LISTED RECORDS:
^^^^^^^^^^^^^^^^

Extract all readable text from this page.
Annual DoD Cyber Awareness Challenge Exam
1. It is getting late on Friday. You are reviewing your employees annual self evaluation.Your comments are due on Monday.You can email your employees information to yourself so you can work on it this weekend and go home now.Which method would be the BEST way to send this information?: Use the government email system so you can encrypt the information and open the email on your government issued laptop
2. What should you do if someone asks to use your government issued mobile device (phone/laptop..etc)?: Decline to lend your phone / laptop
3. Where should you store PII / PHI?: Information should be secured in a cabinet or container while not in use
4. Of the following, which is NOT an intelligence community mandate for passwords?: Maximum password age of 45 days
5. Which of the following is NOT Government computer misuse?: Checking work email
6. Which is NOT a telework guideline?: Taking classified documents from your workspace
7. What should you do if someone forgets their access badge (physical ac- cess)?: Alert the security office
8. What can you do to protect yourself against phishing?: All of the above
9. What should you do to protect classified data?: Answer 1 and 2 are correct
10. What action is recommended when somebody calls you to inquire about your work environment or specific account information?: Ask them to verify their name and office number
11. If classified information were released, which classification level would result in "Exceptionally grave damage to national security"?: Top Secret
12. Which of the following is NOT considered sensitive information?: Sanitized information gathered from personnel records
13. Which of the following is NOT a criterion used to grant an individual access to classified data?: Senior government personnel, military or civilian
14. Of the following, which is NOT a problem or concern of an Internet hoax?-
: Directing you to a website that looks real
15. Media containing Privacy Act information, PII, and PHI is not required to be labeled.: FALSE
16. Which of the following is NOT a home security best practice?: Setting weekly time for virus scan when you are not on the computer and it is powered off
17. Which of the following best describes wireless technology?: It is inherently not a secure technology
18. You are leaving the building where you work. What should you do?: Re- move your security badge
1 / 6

^^^^^^^^^^^^^^^^

WHAT THE TASK REQUIRES:
I need every line from the material that contains the word "classified".

YOUR RESPONSE:
6. Which is NOT a telework guideline?: Taking classified documents from your workspace
9. What should you do to protect classified data?: Answer 1 and 2 are correct
11. If classified information were released, which classification level would result in "Exceptionally grave damage to national security"?: Top Secret
13. Which of the following is NOT a criterion used to grant an individual access to classified data?: Senior government personnel, military or civilian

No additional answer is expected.